┏━━

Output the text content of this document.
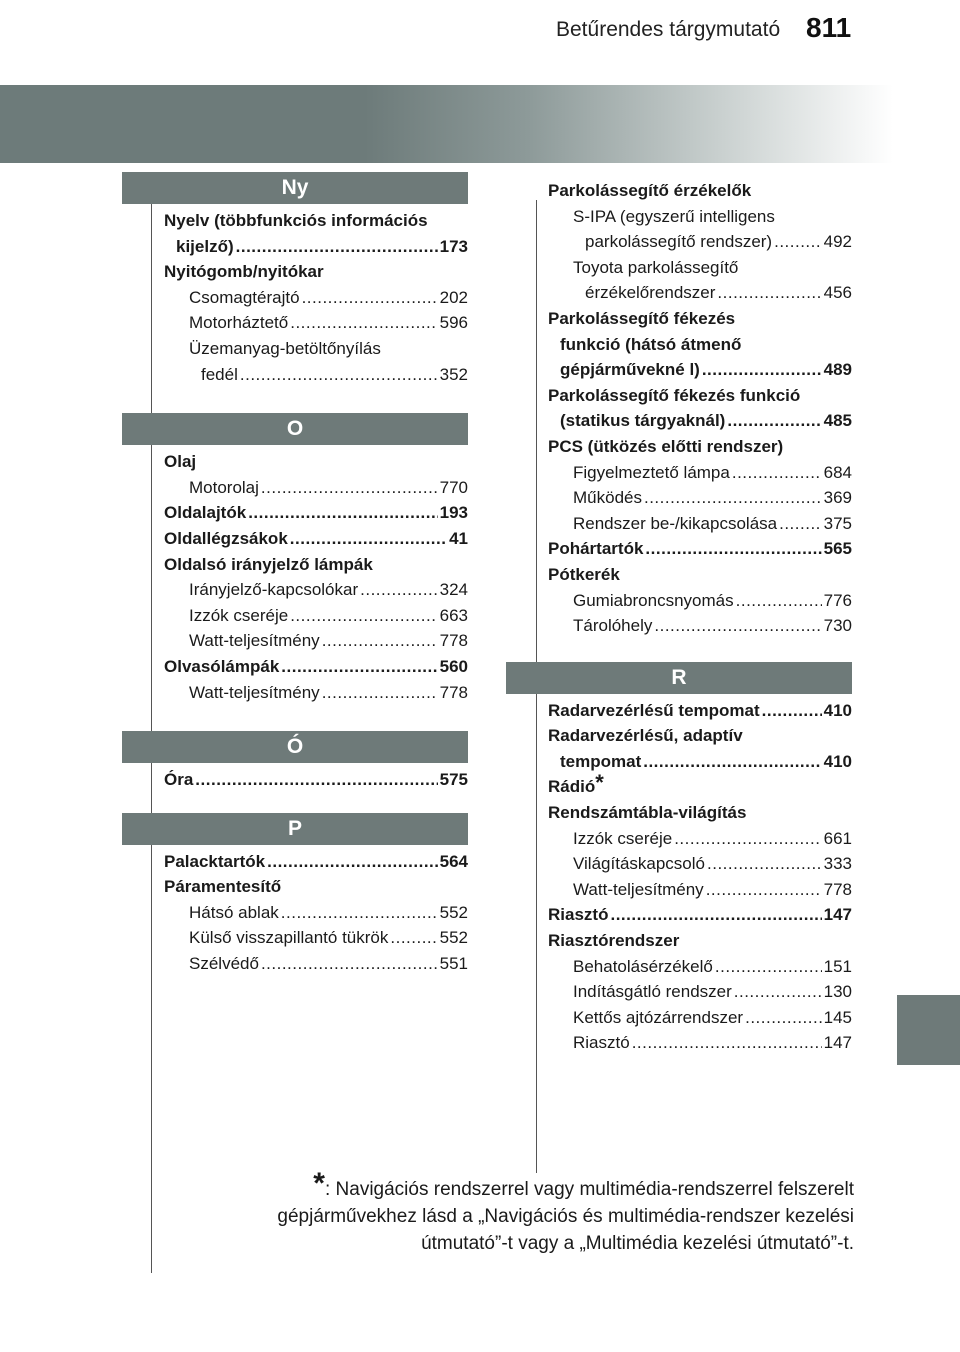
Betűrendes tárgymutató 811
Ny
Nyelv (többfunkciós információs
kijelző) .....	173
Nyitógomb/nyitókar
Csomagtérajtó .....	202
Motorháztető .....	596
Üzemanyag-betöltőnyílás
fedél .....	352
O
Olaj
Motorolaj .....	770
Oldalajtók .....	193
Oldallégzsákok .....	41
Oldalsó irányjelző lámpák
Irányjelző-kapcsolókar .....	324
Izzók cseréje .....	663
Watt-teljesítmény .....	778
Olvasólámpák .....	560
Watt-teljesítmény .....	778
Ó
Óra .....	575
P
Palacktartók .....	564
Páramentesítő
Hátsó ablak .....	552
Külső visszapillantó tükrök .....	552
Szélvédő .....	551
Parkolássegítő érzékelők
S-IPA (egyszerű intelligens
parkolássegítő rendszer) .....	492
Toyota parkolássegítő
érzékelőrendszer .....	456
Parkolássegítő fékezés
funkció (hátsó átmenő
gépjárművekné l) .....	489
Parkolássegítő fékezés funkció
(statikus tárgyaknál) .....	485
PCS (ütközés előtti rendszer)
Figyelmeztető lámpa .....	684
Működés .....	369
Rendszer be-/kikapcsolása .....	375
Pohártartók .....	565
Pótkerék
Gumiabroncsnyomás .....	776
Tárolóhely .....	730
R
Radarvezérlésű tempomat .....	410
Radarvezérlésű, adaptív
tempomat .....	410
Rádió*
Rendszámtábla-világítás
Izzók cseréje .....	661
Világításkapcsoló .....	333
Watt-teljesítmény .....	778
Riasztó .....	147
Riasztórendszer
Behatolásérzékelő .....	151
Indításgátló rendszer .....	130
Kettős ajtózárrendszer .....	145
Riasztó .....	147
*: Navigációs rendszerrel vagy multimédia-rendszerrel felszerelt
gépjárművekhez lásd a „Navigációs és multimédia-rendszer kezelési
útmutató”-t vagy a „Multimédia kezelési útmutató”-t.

┗━━
┏━━

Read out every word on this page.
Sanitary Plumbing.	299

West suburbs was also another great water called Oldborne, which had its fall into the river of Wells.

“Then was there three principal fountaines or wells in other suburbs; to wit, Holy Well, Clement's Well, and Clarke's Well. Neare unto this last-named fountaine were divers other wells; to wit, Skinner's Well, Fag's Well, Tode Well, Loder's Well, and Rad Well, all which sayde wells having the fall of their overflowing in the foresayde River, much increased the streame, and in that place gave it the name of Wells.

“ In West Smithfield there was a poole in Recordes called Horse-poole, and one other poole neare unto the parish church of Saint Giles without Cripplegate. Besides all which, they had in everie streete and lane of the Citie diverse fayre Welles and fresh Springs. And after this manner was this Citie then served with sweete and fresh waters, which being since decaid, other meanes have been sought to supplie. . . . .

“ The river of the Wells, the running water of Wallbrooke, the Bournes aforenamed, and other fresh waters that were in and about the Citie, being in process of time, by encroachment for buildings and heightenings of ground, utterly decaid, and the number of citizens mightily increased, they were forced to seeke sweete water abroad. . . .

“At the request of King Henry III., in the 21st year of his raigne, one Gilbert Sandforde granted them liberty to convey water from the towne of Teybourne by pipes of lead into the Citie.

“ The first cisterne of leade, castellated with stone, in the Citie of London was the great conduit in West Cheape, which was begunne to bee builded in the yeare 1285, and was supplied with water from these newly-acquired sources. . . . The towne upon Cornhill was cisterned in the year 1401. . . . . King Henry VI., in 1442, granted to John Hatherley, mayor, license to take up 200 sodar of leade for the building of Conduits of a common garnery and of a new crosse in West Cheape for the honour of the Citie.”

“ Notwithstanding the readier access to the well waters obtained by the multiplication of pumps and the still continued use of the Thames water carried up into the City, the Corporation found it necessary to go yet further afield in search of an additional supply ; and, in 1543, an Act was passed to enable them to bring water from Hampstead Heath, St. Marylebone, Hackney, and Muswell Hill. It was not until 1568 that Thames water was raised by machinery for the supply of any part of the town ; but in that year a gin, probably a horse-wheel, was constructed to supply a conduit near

┗━━
┏━━

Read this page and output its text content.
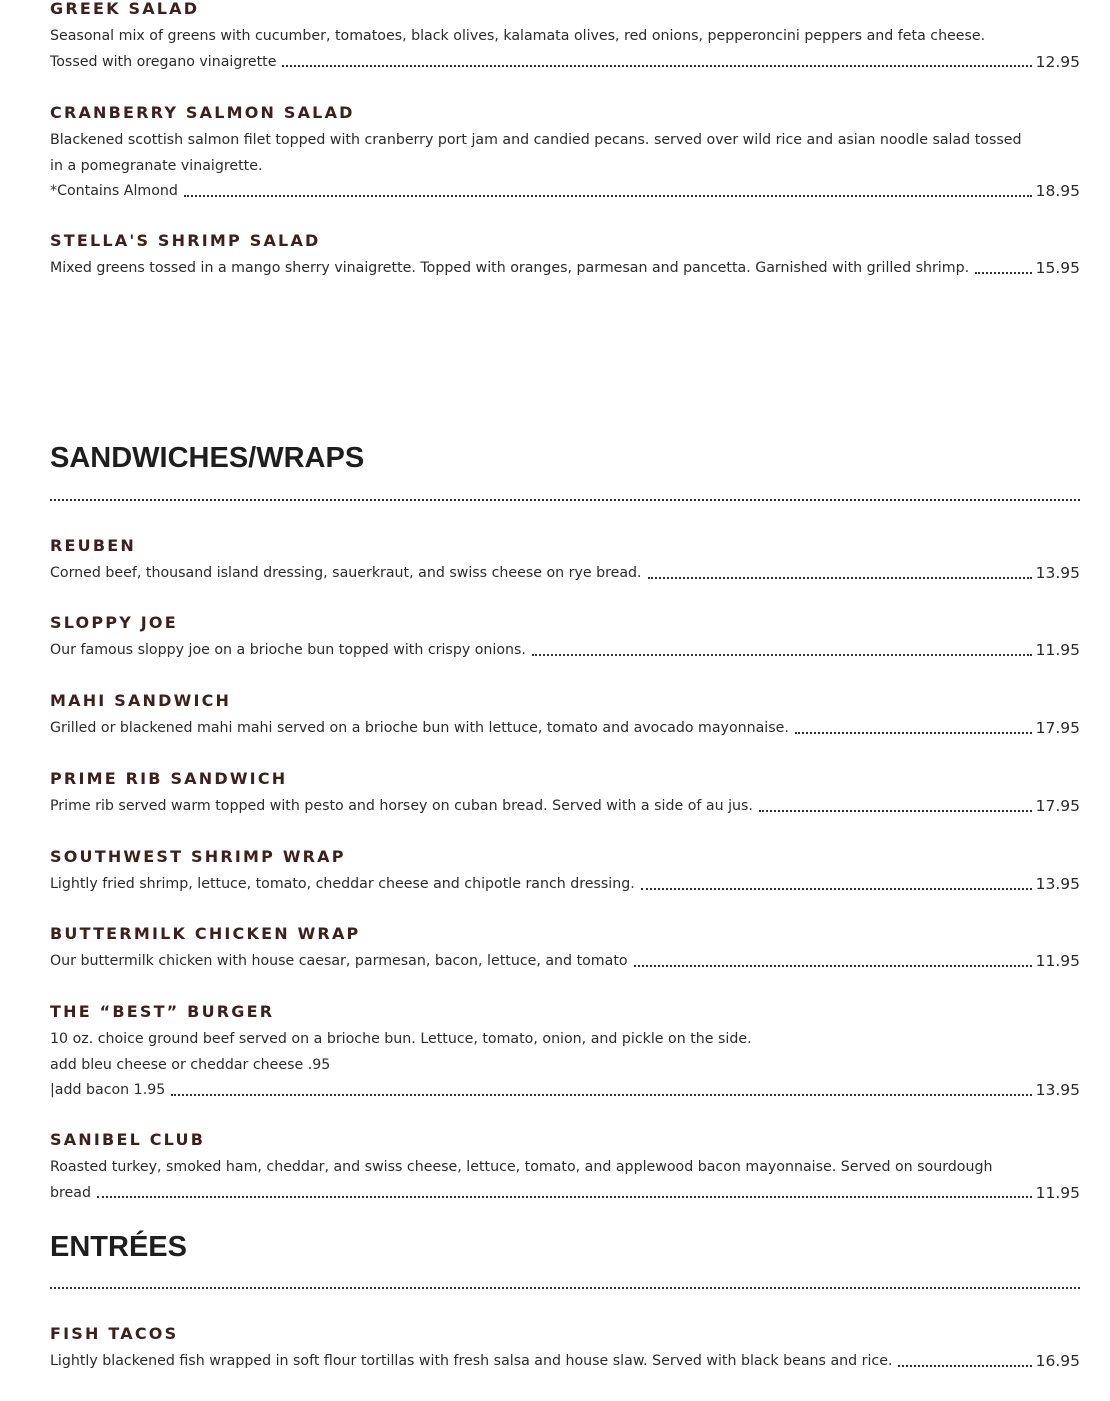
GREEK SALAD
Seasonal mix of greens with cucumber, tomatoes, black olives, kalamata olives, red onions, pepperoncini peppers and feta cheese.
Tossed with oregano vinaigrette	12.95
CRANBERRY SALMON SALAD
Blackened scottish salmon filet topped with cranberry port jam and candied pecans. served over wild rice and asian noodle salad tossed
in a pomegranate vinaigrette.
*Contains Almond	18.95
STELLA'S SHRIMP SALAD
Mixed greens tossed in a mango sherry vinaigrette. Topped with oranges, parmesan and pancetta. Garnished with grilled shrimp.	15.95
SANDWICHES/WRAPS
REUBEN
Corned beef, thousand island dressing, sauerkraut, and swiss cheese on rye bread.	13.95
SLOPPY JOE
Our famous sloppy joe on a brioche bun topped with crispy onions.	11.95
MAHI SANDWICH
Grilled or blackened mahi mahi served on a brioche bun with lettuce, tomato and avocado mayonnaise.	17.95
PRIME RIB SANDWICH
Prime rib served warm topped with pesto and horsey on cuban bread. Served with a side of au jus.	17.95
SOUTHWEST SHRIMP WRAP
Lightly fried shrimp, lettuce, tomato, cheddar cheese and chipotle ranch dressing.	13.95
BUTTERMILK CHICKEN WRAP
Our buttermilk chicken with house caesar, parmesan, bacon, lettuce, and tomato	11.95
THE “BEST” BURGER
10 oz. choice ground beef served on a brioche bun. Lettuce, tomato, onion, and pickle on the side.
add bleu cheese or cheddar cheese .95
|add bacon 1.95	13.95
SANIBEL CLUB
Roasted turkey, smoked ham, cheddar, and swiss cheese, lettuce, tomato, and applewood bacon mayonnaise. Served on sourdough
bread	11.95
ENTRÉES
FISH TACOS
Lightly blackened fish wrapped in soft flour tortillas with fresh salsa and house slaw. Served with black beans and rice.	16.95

┗━━

Return every line in the listing that contains the word "ground".

“ The river of the Wells, the running water of Wallbrooke, the Bournes aforenamed, and other fresh waters that were in and about the Citie, being in process of time, by encroachment for buildings and heightenings of ground, utterly decaid, and the number of citizens mightily increased, they were forced to seeke sweete water abroad. . . .
10 oz. choice ground beef served on a brioche bun. Lettuce, tomato, onion, and pickle on the side.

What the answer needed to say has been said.